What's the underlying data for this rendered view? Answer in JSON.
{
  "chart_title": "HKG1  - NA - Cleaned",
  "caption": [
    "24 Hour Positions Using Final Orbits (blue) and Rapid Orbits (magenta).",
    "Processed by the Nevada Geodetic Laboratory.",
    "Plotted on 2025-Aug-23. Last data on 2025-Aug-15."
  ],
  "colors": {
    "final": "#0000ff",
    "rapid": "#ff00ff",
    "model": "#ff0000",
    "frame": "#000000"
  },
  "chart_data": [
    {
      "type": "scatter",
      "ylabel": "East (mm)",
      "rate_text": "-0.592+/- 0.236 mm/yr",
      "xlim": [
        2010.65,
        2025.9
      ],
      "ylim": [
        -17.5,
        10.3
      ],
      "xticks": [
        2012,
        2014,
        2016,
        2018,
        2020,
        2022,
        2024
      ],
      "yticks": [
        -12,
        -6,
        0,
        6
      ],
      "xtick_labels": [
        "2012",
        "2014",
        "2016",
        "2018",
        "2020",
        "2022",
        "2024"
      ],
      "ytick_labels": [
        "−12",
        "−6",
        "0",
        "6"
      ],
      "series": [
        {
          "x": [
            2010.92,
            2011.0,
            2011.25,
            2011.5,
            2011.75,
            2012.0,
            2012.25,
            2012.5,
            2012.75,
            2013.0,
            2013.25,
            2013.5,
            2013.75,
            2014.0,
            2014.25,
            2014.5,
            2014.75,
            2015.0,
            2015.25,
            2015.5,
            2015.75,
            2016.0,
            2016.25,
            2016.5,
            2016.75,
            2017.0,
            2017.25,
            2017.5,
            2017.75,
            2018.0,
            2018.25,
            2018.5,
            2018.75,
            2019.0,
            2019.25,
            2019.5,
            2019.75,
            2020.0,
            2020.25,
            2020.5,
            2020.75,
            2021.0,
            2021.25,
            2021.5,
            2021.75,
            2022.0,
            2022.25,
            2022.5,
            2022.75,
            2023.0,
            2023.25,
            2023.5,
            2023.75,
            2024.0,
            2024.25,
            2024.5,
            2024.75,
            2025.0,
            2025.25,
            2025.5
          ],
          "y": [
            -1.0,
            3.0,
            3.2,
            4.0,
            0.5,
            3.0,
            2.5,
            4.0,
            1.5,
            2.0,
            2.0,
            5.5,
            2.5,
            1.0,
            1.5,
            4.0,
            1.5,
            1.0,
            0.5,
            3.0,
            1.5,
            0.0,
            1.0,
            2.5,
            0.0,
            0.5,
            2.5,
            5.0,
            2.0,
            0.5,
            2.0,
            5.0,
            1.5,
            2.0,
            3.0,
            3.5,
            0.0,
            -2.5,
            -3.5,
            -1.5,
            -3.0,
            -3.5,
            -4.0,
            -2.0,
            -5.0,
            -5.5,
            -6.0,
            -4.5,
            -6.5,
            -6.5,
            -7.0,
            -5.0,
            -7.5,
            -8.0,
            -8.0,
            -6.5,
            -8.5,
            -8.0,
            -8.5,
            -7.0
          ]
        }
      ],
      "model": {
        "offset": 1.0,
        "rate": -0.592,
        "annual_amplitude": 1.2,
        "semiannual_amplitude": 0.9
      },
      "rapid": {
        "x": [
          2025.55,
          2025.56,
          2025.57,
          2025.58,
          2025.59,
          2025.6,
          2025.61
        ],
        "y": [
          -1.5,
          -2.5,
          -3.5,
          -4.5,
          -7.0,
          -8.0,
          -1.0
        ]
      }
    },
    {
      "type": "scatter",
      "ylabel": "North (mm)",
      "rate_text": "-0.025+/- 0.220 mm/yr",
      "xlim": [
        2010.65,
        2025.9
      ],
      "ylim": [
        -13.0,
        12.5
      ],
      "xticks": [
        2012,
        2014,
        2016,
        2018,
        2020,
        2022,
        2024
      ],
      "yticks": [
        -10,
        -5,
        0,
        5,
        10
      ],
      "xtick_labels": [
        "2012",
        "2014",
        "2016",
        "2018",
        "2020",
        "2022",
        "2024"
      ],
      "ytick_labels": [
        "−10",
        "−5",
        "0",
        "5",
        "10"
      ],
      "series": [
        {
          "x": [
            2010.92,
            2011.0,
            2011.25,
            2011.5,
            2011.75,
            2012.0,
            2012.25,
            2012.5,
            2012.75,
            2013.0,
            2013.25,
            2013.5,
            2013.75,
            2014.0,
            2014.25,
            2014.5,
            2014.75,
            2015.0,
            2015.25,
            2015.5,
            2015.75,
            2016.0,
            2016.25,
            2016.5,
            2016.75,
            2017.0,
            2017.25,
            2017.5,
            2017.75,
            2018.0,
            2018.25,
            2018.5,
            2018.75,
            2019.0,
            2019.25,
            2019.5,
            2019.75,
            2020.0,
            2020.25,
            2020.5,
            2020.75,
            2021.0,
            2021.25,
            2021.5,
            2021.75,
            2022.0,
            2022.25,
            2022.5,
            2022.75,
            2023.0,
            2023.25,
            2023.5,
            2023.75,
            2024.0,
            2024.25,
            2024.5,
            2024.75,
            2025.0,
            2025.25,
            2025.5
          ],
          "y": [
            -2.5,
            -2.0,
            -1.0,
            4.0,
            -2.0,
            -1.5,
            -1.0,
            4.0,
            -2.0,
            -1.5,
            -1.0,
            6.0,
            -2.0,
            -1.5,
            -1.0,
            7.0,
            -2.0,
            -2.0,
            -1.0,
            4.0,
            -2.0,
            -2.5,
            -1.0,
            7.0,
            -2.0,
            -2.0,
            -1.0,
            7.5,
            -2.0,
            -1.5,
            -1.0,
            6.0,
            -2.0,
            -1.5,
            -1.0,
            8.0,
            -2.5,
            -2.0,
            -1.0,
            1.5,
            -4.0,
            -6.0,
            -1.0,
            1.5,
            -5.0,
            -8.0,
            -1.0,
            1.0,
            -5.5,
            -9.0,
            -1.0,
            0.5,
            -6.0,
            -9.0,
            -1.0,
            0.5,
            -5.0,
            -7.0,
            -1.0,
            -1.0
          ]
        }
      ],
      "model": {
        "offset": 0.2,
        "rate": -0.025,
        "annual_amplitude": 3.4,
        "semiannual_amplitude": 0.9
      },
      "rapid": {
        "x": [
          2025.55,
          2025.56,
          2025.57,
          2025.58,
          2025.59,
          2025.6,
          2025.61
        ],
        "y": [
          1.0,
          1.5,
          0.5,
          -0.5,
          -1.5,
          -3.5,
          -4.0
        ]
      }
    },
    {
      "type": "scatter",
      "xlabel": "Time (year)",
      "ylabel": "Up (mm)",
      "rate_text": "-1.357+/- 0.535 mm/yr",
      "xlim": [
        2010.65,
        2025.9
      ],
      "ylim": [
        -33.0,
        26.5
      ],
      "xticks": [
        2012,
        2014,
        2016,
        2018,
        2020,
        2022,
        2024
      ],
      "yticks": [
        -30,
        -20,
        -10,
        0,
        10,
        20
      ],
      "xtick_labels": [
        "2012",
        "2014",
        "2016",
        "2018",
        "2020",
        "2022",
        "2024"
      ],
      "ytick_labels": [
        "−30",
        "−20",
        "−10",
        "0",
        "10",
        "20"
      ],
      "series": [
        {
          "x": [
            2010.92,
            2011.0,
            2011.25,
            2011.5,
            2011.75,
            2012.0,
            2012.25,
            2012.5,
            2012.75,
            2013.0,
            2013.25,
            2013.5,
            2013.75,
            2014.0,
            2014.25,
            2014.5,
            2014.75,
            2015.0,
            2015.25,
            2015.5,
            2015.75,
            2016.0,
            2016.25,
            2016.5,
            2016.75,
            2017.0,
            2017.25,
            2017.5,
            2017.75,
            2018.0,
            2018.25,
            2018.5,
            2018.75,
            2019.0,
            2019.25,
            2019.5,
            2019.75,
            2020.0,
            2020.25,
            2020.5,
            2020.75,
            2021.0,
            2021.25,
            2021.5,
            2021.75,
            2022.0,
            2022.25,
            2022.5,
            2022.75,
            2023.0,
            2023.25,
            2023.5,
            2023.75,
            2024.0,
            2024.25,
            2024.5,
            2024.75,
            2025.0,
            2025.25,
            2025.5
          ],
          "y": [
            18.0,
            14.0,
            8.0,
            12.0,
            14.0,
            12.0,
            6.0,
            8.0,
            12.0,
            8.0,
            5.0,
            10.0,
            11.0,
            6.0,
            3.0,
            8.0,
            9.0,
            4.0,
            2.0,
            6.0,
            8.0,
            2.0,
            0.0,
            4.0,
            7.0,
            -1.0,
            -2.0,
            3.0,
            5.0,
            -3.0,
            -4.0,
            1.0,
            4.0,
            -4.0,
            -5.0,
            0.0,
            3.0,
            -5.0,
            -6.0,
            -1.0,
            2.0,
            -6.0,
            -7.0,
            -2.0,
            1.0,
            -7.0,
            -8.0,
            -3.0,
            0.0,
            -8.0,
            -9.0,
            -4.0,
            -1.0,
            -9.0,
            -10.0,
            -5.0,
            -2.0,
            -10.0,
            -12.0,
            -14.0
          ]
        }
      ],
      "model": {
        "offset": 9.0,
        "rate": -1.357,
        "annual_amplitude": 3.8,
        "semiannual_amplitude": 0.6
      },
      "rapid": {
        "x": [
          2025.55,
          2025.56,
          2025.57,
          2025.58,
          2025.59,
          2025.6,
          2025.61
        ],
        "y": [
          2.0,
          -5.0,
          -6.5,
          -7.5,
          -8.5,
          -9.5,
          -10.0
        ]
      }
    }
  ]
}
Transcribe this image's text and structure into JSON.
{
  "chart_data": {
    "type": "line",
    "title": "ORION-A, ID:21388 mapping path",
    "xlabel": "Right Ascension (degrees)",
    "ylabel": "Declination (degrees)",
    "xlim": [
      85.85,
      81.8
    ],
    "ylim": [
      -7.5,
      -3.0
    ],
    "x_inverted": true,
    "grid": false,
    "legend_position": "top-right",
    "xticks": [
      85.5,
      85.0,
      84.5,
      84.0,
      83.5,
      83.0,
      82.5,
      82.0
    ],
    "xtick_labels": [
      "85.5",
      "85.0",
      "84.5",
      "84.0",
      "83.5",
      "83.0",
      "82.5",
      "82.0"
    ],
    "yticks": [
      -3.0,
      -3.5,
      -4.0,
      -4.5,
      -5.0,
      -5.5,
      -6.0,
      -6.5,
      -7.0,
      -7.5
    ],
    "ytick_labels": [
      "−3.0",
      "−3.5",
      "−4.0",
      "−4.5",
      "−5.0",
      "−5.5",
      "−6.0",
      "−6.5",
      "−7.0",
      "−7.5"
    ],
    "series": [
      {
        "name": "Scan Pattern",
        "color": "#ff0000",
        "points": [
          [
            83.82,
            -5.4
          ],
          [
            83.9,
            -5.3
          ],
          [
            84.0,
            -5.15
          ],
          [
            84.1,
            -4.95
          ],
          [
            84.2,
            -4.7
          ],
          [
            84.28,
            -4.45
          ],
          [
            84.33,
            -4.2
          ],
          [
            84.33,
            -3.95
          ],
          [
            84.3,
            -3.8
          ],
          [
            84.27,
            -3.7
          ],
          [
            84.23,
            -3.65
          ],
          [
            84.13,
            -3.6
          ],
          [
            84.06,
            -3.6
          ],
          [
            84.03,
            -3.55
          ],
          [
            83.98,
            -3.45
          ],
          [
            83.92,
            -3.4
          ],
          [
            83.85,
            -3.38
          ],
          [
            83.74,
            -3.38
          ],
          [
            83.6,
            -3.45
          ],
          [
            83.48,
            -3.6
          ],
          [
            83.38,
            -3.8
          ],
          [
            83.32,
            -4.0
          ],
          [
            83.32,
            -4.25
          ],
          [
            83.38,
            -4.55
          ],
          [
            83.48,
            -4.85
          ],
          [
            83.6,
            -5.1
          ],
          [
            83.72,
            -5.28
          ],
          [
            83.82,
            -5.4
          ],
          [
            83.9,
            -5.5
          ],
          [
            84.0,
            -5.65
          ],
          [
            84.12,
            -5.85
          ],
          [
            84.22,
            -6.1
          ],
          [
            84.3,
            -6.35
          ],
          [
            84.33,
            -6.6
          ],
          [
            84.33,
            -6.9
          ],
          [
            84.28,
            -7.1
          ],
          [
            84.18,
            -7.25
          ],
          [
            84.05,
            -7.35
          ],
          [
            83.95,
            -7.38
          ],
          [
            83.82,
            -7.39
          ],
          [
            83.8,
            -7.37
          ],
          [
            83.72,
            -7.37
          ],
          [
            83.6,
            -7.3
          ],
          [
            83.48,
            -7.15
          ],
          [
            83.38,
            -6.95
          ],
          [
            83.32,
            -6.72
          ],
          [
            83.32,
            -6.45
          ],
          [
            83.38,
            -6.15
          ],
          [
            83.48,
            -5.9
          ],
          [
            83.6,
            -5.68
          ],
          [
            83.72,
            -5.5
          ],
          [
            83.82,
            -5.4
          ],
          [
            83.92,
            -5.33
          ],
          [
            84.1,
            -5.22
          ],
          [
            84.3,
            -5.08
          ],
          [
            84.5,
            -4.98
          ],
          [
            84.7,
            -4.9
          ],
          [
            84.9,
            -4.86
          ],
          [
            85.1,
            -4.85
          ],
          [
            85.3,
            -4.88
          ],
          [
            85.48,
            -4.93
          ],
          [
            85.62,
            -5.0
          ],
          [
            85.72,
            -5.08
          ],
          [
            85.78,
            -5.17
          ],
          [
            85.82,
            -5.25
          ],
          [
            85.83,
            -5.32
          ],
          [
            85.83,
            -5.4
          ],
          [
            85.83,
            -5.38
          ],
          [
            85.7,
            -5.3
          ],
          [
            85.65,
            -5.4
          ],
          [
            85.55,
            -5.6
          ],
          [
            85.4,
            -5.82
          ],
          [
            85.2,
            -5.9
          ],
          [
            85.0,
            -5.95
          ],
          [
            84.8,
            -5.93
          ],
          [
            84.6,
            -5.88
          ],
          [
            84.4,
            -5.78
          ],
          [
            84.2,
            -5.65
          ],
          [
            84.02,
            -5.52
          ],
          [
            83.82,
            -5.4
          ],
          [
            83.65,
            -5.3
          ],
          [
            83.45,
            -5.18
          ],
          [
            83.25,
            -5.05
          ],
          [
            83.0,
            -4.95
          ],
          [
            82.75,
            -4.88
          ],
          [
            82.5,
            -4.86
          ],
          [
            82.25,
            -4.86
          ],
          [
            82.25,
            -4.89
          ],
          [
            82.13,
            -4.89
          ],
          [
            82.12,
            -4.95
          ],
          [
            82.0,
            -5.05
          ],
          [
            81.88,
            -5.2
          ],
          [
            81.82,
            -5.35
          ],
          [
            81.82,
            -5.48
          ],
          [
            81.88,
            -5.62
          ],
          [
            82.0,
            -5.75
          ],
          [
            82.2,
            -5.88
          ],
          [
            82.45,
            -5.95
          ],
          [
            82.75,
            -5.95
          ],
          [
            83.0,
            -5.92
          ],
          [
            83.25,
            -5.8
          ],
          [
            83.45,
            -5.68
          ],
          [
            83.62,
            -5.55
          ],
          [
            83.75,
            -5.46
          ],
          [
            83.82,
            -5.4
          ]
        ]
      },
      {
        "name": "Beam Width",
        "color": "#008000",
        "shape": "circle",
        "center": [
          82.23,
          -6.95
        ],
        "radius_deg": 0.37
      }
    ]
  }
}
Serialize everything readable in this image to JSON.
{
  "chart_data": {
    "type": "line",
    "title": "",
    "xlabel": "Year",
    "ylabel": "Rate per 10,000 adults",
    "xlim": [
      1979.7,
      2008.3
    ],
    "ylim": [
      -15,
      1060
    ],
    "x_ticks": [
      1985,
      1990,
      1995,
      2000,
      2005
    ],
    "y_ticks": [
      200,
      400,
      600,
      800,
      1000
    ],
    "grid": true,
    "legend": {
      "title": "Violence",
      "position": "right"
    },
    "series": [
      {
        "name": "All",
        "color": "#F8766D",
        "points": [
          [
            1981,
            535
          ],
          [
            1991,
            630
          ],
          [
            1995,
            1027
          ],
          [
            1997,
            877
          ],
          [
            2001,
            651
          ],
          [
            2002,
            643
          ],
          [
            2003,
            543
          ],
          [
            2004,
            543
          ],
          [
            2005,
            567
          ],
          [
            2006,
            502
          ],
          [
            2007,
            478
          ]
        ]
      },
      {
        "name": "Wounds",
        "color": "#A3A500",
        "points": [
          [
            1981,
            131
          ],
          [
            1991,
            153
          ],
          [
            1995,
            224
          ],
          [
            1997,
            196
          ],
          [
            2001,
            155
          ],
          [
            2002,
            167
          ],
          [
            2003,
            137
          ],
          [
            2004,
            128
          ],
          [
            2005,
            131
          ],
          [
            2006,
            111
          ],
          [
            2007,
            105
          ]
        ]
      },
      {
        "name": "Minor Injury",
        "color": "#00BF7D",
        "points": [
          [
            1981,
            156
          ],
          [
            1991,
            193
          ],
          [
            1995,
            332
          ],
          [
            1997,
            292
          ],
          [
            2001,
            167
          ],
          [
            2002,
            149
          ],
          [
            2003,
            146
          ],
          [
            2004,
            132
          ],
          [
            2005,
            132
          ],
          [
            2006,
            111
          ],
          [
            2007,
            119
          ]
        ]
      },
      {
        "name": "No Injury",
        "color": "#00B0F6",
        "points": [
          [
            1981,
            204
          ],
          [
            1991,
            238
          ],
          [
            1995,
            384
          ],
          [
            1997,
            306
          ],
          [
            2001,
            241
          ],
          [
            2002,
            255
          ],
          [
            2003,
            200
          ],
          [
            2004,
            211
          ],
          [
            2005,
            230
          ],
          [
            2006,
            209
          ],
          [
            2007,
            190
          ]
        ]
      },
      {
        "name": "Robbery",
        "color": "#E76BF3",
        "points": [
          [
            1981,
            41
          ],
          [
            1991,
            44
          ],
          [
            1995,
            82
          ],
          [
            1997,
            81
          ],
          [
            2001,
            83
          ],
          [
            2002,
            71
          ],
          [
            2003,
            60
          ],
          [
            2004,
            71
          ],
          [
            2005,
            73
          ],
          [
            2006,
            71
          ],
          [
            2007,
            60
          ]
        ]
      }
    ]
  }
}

To be done — Check each line in the listing above for the string "JSON", then report how many lines contain it, with no other text.

Result of the task — 3